Written task:
Go through the data below. List every line that holds the word "document".

Supplied material:
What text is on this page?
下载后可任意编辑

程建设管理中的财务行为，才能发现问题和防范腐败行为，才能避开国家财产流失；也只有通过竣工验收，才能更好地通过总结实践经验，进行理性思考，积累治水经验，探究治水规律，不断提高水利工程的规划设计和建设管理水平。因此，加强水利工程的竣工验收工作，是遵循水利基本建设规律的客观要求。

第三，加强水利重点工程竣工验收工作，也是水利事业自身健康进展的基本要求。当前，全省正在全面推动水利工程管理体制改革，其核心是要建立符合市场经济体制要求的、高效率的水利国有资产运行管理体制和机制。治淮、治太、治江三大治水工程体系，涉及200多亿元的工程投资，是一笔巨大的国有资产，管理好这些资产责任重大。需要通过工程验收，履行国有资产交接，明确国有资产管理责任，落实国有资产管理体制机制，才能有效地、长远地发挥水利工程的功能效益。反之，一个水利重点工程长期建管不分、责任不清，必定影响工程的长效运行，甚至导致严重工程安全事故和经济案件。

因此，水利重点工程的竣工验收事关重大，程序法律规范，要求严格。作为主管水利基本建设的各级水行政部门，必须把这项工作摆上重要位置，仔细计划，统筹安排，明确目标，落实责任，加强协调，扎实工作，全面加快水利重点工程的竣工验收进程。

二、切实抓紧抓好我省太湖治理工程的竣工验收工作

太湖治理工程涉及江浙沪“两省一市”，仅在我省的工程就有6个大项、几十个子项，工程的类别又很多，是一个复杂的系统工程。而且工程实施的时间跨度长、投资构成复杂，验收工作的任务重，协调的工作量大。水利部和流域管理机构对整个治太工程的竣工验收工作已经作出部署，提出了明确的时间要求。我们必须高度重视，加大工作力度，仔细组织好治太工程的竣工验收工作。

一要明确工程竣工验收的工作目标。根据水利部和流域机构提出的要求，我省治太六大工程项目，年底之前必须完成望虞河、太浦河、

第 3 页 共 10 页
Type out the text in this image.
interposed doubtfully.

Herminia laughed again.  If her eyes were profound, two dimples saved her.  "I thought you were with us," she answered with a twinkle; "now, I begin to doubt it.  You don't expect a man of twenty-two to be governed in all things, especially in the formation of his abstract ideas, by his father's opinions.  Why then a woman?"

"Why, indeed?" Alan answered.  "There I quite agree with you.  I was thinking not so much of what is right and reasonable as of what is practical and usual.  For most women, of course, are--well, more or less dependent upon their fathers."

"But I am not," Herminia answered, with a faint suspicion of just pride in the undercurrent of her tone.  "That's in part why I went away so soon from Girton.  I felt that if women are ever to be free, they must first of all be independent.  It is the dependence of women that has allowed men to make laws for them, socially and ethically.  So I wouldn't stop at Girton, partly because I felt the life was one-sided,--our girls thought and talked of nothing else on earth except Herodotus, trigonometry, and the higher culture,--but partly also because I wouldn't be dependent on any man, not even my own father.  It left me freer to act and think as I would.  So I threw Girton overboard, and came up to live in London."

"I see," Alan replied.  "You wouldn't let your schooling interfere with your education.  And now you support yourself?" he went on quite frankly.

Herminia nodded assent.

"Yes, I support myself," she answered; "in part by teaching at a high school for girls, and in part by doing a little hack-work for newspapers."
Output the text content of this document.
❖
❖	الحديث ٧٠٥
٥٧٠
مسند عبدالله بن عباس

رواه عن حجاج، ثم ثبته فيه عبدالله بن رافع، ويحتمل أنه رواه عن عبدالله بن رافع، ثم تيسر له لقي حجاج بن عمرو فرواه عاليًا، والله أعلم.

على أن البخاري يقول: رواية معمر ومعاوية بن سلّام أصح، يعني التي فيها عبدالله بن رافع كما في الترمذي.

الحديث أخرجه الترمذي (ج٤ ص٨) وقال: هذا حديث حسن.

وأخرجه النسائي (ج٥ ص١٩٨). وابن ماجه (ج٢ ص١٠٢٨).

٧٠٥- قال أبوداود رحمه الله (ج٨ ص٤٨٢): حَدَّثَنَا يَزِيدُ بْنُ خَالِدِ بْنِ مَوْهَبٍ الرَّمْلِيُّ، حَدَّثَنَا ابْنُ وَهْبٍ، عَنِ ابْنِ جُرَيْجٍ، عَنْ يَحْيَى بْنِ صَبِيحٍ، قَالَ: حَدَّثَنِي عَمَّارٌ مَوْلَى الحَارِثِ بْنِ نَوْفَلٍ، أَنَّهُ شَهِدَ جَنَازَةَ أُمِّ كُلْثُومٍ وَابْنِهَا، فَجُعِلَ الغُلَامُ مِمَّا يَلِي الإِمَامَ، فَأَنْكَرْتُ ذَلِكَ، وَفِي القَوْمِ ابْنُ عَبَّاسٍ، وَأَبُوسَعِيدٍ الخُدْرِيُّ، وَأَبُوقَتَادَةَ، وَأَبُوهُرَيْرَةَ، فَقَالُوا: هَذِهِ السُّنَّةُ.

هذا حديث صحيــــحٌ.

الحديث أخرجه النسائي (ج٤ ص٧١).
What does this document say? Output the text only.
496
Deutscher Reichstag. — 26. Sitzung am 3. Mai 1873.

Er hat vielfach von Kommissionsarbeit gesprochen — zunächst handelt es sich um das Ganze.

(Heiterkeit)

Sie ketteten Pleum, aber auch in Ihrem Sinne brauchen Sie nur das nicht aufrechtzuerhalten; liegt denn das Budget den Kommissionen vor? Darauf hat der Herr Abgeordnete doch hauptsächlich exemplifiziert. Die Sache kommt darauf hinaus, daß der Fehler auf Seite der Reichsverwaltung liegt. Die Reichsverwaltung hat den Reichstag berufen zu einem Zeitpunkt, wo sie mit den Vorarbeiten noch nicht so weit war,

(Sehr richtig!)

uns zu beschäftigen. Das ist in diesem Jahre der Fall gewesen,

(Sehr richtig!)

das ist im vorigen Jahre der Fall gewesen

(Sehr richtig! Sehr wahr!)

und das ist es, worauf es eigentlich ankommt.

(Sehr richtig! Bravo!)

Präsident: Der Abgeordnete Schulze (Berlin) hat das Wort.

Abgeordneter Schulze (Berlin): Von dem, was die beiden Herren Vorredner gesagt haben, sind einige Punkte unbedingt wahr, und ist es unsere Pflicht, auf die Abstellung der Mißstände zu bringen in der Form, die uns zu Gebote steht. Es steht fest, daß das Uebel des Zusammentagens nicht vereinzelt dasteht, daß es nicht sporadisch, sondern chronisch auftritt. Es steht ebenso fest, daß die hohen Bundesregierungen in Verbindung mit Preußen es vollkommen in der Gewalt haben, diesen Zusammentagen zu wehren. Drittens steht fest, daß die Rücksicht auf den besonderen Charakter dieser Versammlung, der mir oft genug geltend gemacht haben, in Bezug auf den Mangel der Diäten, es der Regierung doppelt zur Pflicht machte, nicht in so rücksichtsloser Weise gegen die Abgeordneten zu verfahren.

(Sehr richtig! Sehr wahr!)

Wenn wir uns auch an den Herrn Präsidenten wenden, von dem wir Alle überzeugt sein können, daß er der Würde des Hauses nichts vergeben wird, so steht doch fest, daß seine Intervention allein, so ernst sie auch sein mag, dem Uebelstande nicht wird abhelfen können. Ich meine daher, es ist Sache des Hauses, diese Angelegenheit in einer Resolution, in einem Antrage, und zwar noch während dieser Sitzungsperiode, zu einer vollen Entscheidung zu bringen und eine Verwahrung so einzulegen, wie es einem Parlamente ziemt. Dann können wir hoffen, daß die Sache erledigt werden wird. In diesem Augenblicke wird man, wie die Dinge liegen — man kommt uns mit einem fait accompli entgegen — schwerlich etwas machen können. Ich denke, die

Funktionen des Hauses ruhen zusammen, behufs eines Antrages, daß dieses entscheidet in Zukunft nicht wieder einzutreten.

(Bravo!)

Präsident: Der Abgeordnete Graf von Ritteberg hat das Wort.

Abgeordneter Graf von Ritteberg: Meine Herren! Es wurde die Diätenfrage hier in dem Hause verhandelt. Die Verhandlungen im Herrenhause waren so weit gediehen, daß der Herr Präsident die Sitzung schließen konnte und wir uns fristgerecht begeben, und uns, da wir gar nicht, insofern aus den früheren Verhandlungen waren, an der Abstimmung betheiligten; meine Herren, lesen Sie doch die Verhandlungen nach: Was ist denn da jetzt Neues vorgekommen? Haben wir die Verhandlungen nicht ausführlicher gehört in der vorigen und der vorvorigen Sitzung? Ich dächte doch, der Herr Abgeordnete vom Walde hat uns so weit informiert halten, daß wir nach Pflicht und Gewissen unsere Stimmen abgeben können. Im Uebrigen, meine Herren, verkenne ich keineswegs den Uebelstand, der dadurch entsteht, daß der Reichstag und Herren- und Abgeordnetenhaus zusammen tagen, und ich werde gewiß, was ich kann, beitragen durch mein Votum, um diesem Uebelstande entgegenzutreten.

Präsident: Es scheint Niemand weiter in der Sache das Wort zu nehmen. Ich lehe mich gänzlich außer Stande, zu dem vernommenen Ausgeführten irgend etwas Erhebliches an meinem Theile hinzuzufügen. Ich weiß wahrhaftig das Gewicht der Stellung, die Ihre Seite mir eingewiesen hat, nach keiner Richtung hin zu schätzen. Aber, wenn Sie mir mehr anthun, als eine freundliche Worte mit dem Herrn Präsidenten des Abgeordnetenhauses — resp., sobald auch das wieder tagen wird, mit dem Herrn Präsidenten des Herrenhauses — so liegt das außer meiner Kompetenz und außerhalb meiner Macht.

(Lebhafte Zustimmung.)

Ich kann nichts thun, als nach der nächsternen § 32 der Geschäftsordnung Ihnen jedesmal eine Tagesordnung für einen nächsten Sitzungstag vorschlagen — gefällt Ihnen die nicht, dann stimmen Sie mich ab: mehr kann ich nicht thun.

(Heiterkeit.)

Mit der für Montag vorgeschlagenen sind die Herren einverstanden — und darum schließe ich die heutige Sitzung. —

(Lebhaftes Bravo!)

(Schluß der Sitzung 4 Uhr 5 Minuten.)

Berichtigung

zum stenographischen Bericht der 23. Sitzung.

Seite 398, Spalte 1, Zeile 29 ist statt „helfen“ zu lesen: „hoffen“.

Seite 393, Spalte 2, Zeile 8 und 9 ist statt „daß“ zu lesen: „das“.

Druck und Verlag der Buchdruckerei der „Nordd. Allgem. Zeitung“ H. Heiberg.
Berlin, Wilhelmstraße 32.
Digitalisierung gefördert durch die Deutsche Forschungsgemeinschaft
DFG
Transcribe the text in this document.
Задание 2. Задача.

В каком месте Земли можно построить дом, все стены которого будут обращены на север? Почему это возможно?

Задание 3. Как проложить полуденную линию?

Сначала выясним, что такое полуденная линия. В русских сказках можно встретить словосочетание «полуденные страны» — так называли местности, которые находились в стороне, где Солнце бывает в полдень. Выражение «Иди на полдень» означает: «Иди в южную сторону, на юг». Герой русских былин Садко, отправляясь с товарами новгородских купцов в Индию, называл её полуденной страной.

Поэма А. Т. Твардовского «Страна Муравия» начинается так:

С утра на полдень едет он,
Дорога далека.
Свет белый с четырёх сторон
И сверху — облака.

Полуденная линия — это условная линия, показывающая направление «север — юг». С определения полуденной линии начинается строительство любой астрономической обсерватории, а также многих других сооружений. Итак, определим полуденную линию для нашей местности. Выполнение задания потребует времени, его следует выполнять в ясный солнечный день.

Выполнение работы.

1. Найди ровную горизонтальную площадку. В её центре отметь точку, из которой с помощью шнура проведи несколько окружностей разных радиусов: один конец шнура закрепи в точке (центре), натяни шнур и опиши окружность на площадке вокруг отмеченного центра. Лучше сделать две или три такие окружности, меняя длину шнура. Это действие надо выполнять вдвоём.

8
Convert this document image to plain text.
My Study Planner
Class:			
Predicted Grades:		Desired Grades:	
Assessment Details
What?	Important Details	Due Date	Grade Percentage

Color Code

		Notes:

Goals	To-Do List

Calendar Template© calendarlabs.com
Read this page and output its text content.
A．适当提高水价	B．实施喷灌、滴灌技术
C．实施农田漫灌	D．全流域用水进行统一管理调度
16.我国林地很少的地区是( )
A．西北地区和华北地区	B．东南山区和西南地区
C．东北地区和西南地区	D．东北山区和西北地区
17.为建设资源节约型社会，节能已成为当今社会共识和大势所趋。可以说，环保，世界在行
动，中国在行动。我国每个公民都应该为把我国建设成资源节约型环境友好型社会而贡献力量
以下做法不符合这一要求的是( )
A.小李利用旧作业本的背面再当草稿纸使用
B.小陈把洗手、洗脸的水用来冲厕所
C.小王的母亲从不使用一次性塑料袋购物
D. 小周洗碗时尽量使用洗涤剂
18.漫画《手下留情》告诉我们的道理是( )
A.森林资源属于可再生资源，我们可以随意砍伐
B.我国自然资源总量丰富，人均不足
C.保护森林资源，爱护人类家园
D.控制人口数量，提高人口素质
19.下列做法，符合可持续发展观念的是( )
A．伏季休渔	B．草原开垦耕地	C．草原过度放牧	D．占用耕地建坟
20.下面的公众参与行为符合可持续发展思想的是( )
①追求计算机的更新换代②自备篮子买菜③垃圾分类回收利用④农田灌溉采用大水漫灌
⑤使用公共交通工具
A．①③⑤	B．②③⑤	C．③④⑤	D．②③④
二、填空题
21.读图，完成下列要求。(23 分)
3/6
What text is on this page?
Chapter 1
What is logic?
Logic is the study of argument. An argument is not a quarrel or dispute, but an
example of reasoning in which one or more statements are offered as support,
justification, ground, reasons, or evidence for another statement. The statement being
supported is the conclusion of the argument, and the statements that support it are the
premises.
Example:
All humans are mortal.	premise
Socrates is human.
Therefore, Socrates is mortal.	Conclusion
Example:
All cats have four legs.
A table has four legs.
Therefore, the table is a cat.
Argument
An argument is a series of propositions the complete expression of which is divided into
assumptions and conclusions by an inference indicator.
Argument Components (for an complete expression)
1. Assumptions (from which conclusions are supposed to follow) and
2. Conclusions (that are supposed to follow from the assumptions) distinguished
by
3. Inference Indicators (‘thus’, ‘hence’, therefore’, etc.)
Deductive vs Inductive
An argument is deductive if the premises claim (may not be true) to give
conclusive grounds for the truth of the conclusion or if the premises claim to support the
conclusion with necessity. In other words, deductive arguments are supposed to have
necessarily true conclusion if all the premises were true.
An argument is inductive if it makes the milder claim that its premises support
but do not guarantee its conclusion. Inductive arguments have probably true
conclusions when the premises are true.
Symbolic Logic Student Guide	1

Result below:
Output the text content of this document.
What does this document say? Output the text only.
Transcribe the text in this document.
Convert this document image to plain text.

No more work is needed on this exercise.